TASK DIRECTIONS:
Set down the whole listing verbatim.
============================================================
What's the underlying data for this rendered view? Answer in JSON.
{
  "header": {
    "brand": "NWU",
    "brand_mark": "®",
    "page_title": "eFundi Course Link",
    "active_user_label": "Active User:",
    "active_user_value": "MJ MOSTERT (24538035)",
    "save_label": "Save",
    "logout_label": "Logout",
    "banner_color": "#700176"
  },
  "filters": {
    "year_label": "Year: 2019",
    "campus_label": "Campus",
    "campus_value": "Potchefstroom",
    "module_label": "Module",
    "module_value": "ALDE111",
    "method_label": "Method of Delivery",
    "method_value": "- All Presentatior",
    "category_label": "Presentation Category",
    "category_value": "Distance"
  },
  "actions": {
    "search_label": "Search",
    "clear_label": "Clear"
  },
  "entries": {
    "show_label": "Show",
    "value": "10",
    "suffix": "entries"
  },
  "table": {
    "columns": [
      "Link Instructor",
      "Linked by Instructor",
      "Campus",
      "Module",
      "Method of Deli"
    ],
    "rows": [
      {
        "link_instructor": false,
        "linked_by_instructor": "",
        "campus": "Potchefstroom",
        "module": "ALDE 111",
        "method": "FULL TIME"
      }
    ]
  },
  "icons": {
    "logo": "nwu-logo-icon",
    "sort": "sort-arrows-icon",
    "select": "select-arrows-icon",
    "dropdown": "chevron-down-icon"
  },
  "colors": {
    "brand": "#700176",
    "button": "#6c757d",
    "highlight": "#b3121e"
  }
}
============================================================
WRITTEN REPLY:
What's the underlying data for this rendered view? Answer in JSON.
{
  "header": {
    "brand": "NWU",
    "brand_mark": "®",
    "page_title": "eFundi Course Link",
    "active_user_label": "Active User:",
    "active_user_value": "MJ MOSTERT (24538035)",
    "save_label": "Save",
    "logout_label": "Logout",
    "banner_color": "#700176"
  },
  "filters": {
    "year_label": "Year: 2019",
    "campus_label": "Campus",
    "campus_value": "Potchefstroom",
    "module_label": "Module",
    "module_value": "ALDE111",
    "method_label": "Method of Delivery",
    "method_value": "- All Presentatior",
    "category_label": "Presentation Category",
    "category_value": "Distance"
  },
  "actions": {
    "search_label": "Search",
    "clear_label": "Clear"
  },
  "entries": {
    "show_label": "Show",
    "value": "10",
    "suffix": "entries"
  },
  "table": {
    "columns": [
      "Link Instructor",
      "Linked by Instructor",
      "Campus",
      "Module",
      "Method of Deli"
    ],
    "rows": [
      {
        "link_instructor": false,
        "linked_by_instructor": "",
        "campus": "Potchefstroom",
        "module": "ALDE 111",
        "method": "FULL TIME"
      }
    ]
  },
  "icons": {
    "logo": "nwu-logo-icon",
    "sort": "sort-arrows-icon",
    "select": "select-arrows-icon",
    "dropdown": "chevron-down-icon"
  },
  "colors": {
    "brand": "#700176",
    "button": "#6c757d",
    "highlight": "#b3121e"
  }
}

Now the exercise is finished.